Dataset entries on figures

----------------------------------------

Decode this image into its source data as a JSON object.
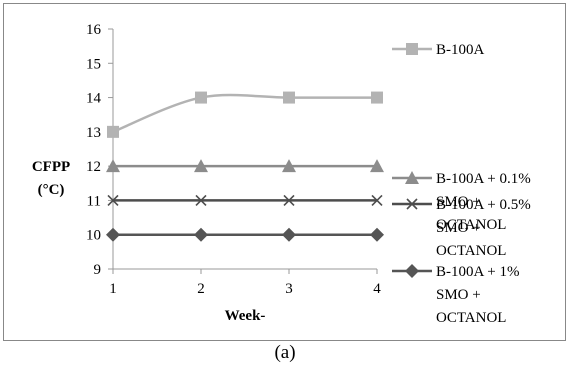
{
  "chart_data": {
    "type": "line",
    "xlabel": "Week-",
    "ylabel_lines": [
      "CFPP",
      "(°C)"
    ],
    "x": [
      1,
      2,
      3,
      4
    ],
    "xlim": [
      1,
      4
    ],
    "ylim": [
      9,
      16
    ],
    "yticks": [
      9,
      10,
      11,
      12,
      13,
      14,
      15,
      16
    ],
    "grid": false,
    "legend_position": "right",
    "series": [
      {
        "name_lines": [
          "B-100A"
        ],
        "values": [
          13,
          14,
          14,
          14
        ],
        "color": "#b3b3b3",
        "marker": "square",
        "smooth": true
      },
      {
        "name_lines": [
          "B-100A + 0.1%",
          "SMO +",
          "OCTANOL"
        ],
        "values": [
          12,
          12,
          12,
          12
        ],
        "color": "#8c8c8c",
        "marker": "triangle",
        "smooth": false
      },
      {
        "name_lines": [
          "B-100A + 0.5%",
          "SMO +",
          "OCTANOL"
        ],
        "values": [
          11,
          11,
          11,
          11
        ],
        "color": "#4d4d4d",
        "marker": "x",
        "smooth": false
      },
      {
        "name_lines": [
          "B-100A + 1%",
          "SMO +",
          "OCTANOL"
        ],
        "values": [
          10,
          10,
          10,
          10
        ],
        "color": "#555555",
        "marker": "diamond",
        "smooth": false
      }
    ]
  },
  "caption": "(a)"
}
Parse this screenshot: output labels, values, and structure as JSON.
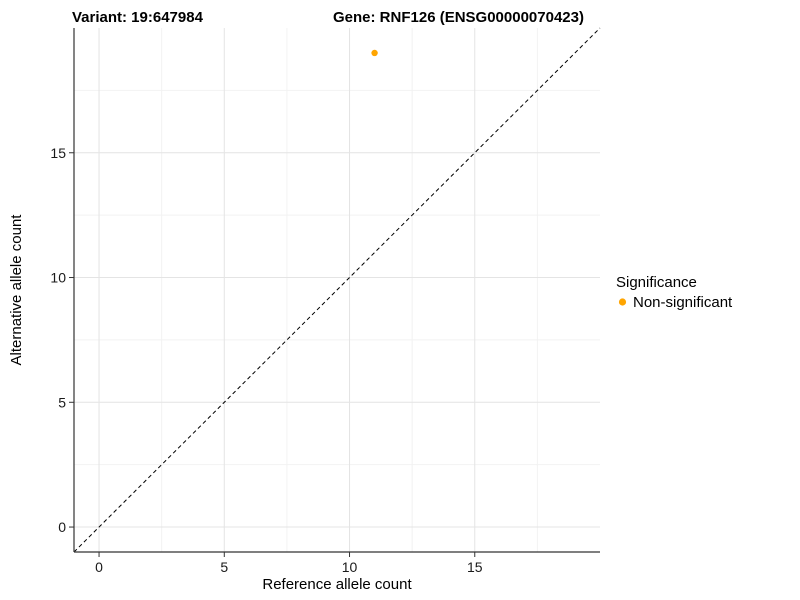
{
  "header": {
    "title_variant": "Variant: 19:647984",
    "title_gene": "Gene: RNF126 (ENSG00000070423)"
  },
  "chart_data": {
    "type": "scatter",
    "titles": [
      "Variant: 19:647984",
      "Gene: RNF126 (ENSG00000070423)"
    ],
    "xlabel": "Reference allele count",
    "ylabel": "Alternative allele count",
    "xlim": [
      -1,
      20
    ],
    "ylim": [
      -1,
      20
    ],
    "xticks": [
      0,
      5,
      10,
      15
    ],
    "yticks": [
      0,
      5,
      10,
      15
    ],
    "xminor": [
      2.5,
      7.5,
      12.5,
      17.5
    ],
    "yminor": [
      2.5,
      7.5,
      12.5,
      17.5
    ],
    "grid": "on",
    "identity_line": {
      "style": "dashed",
      "color": "#000000",
      "from": [
        -1,
        -1
      ],
      "to": [
        20,
        20
      ]
    },
    "series": [
      {
        "name": "Non-significant",
        "color": "#FFA500",
        "points": [
          [
            11,
            19
          ]
        ]
      }
    ],
    "legend": {
      "title": "Significance",
      "position": "right",
      "items": [
        {
          "label": "Non-significant",
          "color": "#FFA500"
        }
      ]
    }
  }
}
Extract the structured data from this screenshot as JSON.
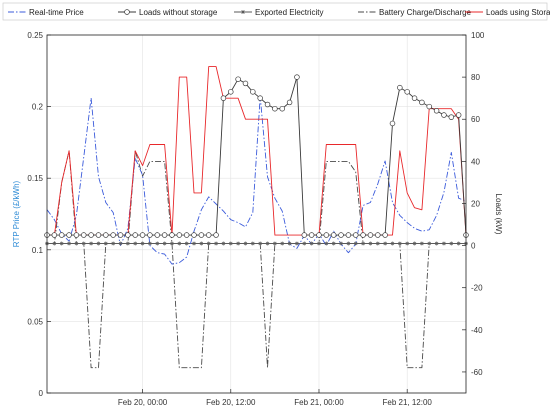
{
  "chart_data": {
    "type": "line",
    "title": "",
    "legend_position": "top",
    "grid": true,
    "x_ticks": [
      "Feb 20, 00:00",
      "Feb 20, 12:00",
      "Feb 21, 00:00",
      "Feb 21, 12:00"
    ],
    "x_tick_positions": [
      18,
      30,
      42,
      54
    ],
    "xlim": [
      5,
      62
    ],
    "y_left": {
      "label": "RTP Price (£/kWh)",
      "lim": [
        0,
        0.25
      ],
      "ticks": [
        0,
        0.05,
        0.1,
        0.15,
        0.2,
        0.25
      ],
      "tick_labels": [
        "0",
        "0.05",
        "0.1",
        "0.15",
        "0.2",
        "0.25"
      ],
      "color": "#2e8bd6"
    },
    "y_right": {
      "label": "Loads (kW)",
      "lim": [
        -70,
        100
      ],
      "ticks": [
        -60,
        -40,
        -20,
        0,
        20,
        40,
        60,
        80,
        100
      ],
      "tick_labels": [
        "-60",
        "-40",
        "-20",
        "0",
        "20",
        "40",
        "60",
        "80",
        "100"
      ],
      "color": "#333333"
    },
    "series": [
      {
        "name": "Real-time Price",
        "axis": "left",
        "color": "#3b5bdb",
        "dash": "6 2 1.5 2",
        "marker": "none",
        "x": [
          5,
          6,
          7,
          8,
          9,
          10,
          11,
          12,
          13,
          14,
          15,
          16,
          17,
          18,
          19,
          20,
          21,
          22,
          23,
          24,
          25,
          26,
          27,
          28,
          29,
          30,
          31,
          32,
          33,
          34,
          35,
          36,
          37,
          38,
          39,
          40,
          41,
          42,
          43,
          44,
          45,
          46,
          47,
          48,
          49,
          50,
          51,
          52,
          53,
          54,
          55,
          56,
          57,
          58,
          59,
          60,
          61,
          62
        ],
        "y": [
          0.128,
          0.121,
          0.111,
          0.106,
          0.124,
          0.165,
          0.206,
          0.151,
          0.133,
          0.126,
          0.103,
          0.115,
          0.164,
          0.152,
          0.103,
          0.098,
          0.097,
          0.09,
          0.091,
          0.095,
          0.113,
          0.128,
          0.137,
          0.132,
          0.127,
          0.121,
          0.119,
          0.116,
          0.126,
          0.207,
          0.151,
          0.136,
          0.127,
          0.104,
          0.101,
          0.11,
          0.104,
          0.111,
          0.103,
          0.113,
          0.104,
          0.098,
          0.104,
          0.131,
          0.133,
          0.146,
          0.162,
          0.133,
          0.124,
          0.119,
          0.115,
          0.113,
          0.114,
          0.124,
          0.14,
          0.168,
          0.136,
          0.134
        ]
      },
      {
        "name": "Loads without storage",
        "axis": "right",
        "color": "#3a3a3a",
        "dash": "",
        "marker": "circle",
        "x": [
          5,
          6,
          7,
          8,
          9,
          10,
          11,
          12,
          13,
          14,
          15,
          16,
          17,
          18,
          19,
          20,
          21,
          22,
          23,
          24,
          25,
          26,
          27,
          28,
          29,
          30,
          31,
          32,
          33,
          34,
          35,
          36,
          37,
          38,
          39,
          40,
          41,
          42,
          43,
          44,
          45,
          46,
          47,
          48,
          49,
          50,
          51,
          52,
          53,
          54,
          55,
          56,
          57,
          58,
          59,
          60,
          61,
          62
        ],
        "y": [
          5,
          5,
          5,
          5,
          5,
          5,
          5,
          5,
          5,
          5,
          5,
          5,
          5,
          5,
          5,
          5,
          5,
          5,
          5,
          5,
          5,
          5,
          5,
          5,
          70,
          73,
          79,
          77,
          73,
          70,
          67,
          65,
          65,
          68,
          80,
          5,
          5,
          5,
          5,
          5,
          5,
          5,
          5,
          5,
          5,
          5,
          5,
          58,
          75,
          73,
          70,
          68,
          66,
          64,
          62,
          61,
          62,
          5
        ]
      },
      {
        "name": "Exported Electricity",
        "axis": "right",
        "color": "#5a5a5a",
        "dash": "",
        "marker": "star",
        "x": [
          5,
          6,
          7,
          8,
          9,
          10,
          11,
          12,
          13,
          14,
          15,
          16,
          17,
          18,
          19,
          20,
          21,
          22,
          23,
          24,
          25,
          26,
          27,
          28,
          29,
          30,
          31,
          32,
          33,
          34,
          35,
          36,
          37,
          38,
          39,
          40,
          41,
          42,
          43,
          44,
          45,
          46,
          47,
          48,
          49,
          50,
          51,
          52,
          53,
          54,
          55,
          56,
          57,
          58,
          59,
          60,
          61,
          62
        ],
        "y": [
          1,
          1,
          1,
          1,
          1,
          1,
          1,
          1,
          1,
          1,
          1,
          1,
          1,
          1,
          1,
          1,
          1,
          1,
          1,
          1,
          1,
          1,
          1,
          1,
          1,
          1,
          1,
          1,
          1,
          1,
          1,
          1,
          1,
          1,
          1,
          1,
          1,
          1,
          1,
          1,
          1,
          1,
          1,
          1,
          1,
          1,
          1,
          1,
          1,
          1,
          1,
          1,
          1,
          1,
          1,
          1,
          1,
          1
        ]
      },
      {
        "name": "Battery Charge/Discharge",
        "axis": "right",
        "color": "#4a4a4a",
        "dash": "6 2 1.5 2",
        "marker": "none",
        "x": [
          5,
          6,
          7,
          8,
          9,
          10,
          11,
          12,
          13,
          14,
          15,
          16,
          17,
          18,
          19,
          20,
          21,
          22,
          23,
          24,
          25,
          26,
          27,
          28,
          29,
          30,
          31,
          32,
          33,
          34,
          35,
          36,
          37,
          38,
          39,
          40,
          41,
          42,
          43,
          44,
          45,
          46,
          47,
          48,
          49,
          50,
          51,
          52,
          53,
          54,
          55,
          56,
          57,
          58,
          59,
          60,
          61,
          62
        ],
        "y": [
          1,
          1,
          30,
          45,
          1,
          1,
          -58,
          -58,
          1,
          1,
          1,
          1,
          45,
          33,
          40,
          40,
          40,
          1,
          -58,
          -58,
          -58,
          -58,
          1,
          1,
          1,
          1,
          1,
          1,
          1,
          1,
          -58,
          1,
          1,
          1,
          1,
          1,
          1,
          1,
          40,
          40,
          40,
          40,
          35,
          1,
          1,
          1,
          1,
          1,
          1,
          -58,
          -58,
          -58,
          1,
          1,
          1,
          1,
          1,
          1
        ]
      },
      {
        "name": "Loads using Storage",
        "axis": "right",
        "color": "#e8282b",
        "dash": "",
        "marker": "none",
        "x": [
          5,
          6,
          7,
          8,
          9,
          10,
          11,
          12,
          13,
          14,
          15,
          16,
          17,
          18,
          19,
          20,
          21,
          22,
          23,
          24,
          25,
          26,
          27,
          28,
          29,
          30,
          31,
          32,
          33,
          34,
          35,
          36,
          37,
          38,
          39,
          40,
          41,
          42,
          43,
          44,
          45,
          46,
          47,
          48,
          49,
          50,
          51,
          52,
          53,
          54,
          55,
          56,
          57,
          58,
          59,
          60,
          61,
          62
        ],
        "y": [
          5,
          5,
          30,
          45,
          5,
          5,
          5,
          5,
          5,
          5,
          5,
          5,
          45,
          38,
          48,
          48,
          48,
          5,
          80,
          80,
          25,
          25,
          85,
          85,
          70,
          70,
          70,
          60,
          60,
          60,
          60,
          5,
          5,
          5,
          5,
          5,
          5,
          5,
          48,
          48,
          48,
          48,
          48,
          5,
          5,
          5,
          5,
          5,
          45,
          25,
          18,
          17,
          65,
          65,
          65,
          65,
          60,
          5
        ]
      }
    ]
  }
}
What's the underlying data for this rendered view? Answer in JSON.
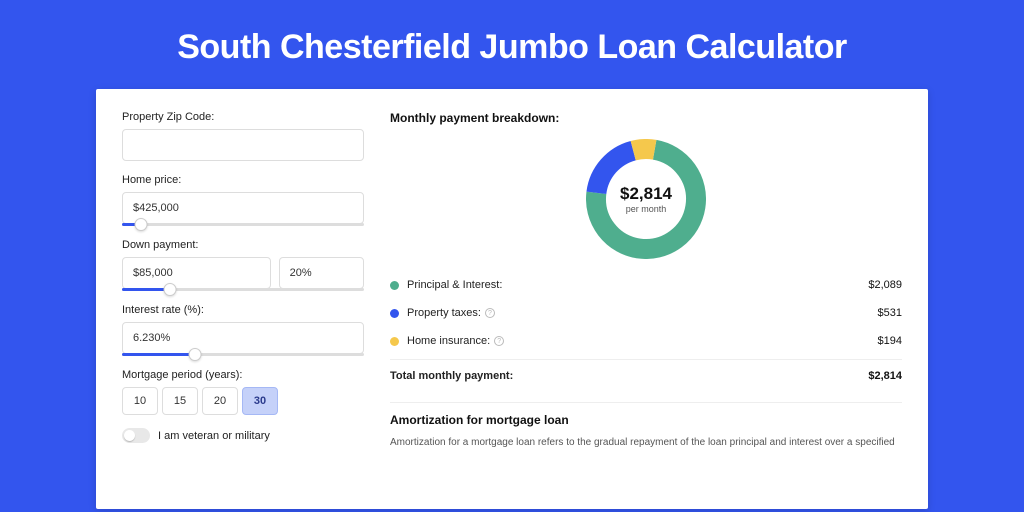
{
  "page": {
    "title": "South Chesterfield Jumbo Loan Calculator",
    "background_color": "#3355ee",
    "title_color": "#ffffff",
    "title_fontsize": 34
  },
  "form": {
    "zip": {
      "label": "Property Zip Code:",
      "value": ""
    },
    "home_price": {
      "label": "Home price:",
      "value": "$425,000",
      "slider_pct": 8
    },
    "down_payment": {
      "label": "Down payment:",
      "amount": "$85,000",
      "percent": "20%",
      "slider_pct": 20
    },
    "interest_rate": {
      "label": "Interest rate (%):",
      "value": "6.230%",
      "slider_pct": 30
    },
    "mortgage_period": {
      "label": "Mortgage period (years):",
      "options": [
        "10",
        "15",
        "20",
        "30"
      ],
      "selected": "30"
    },
    "veteran": {
      "label": "I am veteran or military",
      "checked": false
    }
  },
  "breakdown": {
    "title": "Monthly payment breakdown:",
    "donut": {
      "amount": "$2,814",
      "sub": "per month",
      "slices": [
        {
          "label": "Principal & Interest",
          "value": 2089,
          "pct": 74.2,
          "color": "#4fae8e"
        },
        {
          "label": "Property taxes",
          "value": 531,
          "pct": 18.9,
          "color": "#3355ee"
        },
        {
          "label": "Home insurance",
          "value": 194,
          "pct": 6.9,
          "color": "#f5c84c"
        }
      ],
      "thickness": 20,
      "outer_radius": 60,
      "background": "#ffffff",
      "start_angle": -80
    },
    "rows": [
      {
        "color": "#4fae8e",
        "label": "Principal & Interest:",
        "value": "$2,089",
        "info": false
      },
      {
        "color": "#3355ee",
        "label": "Property taxes:",
        "value": "$531",
        "info": true
      },
      {
        "color": "#f5c84c",
        "label": "Home insurance:",
        "value": "$194",
        "info": true
      }
    ],
    "total": {
      "label": "Total monthly payment:",
      "value": "$2,814"
    }
  },
  "amortization": {
    "title": "Amortization for mortgage loan",
    "text": "Amortization for a mortgage loan refers to the gradual repayment of the loan principal and interest over a specified"
  },
  "styles": {
    "input_border": "#dddddd",
    "slider_fill": "#3355ee",
    "selected_bg": "#c5d1f9",
    "divider": "#eeeeee"
  }
}
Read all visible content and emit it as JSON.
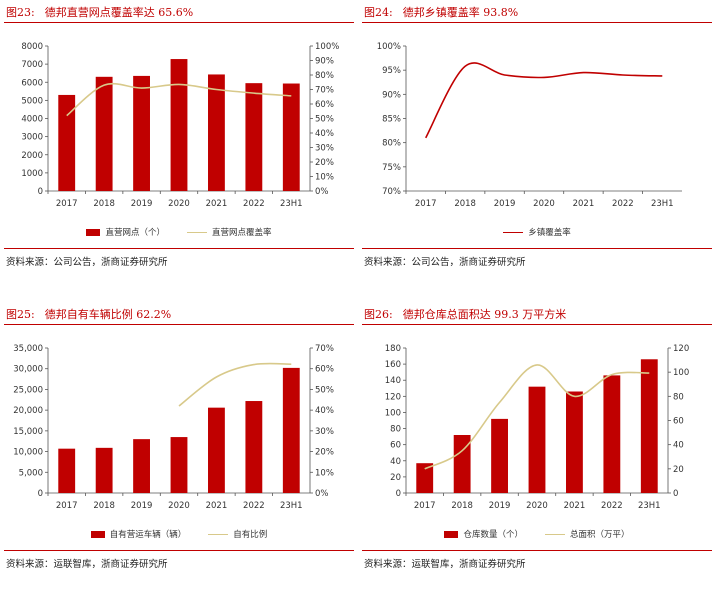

----------------------------------------

● Given instruction: Find the lines that include the string "Gene", then copy each of them.

● Reply to the task:
    "title_gene": "Gene: RNF126 (ENSG00000070423)"
      "Gene: RNF126 (ENSG00000070423)"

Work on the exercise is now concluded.